▸ **Exercise objective**: Track down the lines that contain "number" and copy them.

Stored items
# # # #

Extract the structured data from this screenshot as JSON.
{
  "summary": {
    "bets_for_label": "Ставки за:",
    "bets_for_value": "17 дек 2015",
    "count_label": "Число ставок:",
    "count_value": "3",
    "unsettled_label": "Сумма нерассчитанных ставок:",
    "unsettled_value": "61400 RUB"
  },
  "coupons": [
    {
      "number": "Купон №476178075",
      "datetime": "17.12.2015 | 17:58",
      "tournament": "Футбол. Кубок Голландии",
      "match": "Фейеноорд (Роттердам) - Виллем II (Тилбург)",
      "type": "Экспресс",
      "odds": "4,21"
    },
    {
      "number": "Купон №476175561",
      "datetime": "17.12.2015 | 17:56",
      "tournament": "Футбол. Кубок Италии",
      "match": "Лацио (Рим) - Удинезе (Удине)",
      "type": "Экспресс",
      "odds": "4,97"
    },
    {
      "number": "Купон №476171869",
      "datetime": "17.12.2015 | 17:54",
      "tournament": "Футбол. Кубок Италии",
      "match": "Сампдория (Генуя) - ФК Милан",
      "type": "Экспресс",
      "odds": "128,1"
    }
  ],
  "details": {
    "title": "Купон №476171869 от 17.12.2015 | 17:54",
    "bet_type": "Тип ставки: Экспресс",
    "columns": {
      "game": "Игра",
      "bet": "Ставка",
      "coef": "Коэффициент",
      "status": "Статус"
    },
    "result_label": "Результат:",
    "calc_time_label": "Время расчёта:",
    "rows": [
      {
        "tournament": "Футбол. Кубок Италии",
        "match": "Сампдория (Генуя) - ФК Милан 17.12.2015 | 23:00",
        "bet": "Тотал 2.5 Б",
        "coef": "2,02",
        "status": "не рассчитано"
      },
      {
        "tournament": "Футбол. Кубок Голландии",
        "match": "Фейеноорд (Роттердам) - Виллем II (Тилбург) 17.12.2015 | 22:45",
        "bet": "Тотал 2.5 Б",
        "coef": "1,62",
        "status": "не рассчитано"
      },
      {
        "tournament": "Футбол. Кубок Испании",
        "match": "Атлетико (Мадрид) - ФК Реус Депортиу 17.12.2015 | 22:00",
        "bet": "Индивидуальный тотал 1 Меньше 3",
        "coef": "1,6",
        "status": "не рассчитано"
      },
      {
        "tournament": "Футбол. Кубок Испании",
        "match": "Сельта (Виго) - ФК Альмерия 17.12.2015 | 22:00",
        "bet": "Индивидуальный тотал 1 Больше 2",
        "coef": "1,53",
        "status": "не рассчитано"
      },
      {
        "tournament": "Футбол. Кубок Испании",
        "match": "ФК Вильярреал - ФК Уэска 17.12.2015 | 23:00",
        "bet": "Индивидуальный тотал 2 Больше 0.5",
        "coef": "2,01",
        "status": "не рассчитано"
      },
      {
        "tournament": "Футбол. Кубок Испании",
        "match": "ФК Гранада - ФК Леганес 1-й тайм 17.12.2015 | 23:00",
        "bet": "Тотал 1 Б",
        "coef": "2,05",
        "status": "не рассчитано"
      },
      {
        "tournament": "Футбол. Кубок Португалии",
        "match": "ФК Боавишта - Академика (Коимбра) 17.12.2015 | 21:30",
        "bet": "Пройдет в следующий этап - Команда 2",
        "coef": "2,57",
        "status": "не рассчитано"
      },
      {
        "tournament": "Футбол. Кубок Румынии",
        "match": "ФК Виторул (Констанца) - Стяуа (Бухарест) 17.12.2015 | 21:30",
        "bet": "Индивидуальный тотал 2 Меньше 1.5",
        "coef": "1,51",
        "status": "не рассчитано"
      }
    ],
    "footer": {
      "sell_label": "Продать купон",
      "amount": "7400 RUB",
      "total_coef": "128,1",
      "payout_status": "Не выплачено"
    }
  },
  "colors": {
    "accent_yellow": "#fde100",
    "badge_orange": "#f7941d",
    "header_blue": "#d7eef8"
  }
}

# # # #

▸ **Correct result**:
      "number": "Купон №476178075",
      "number": "Купон №476175561",
      "number": "Купон №476171869",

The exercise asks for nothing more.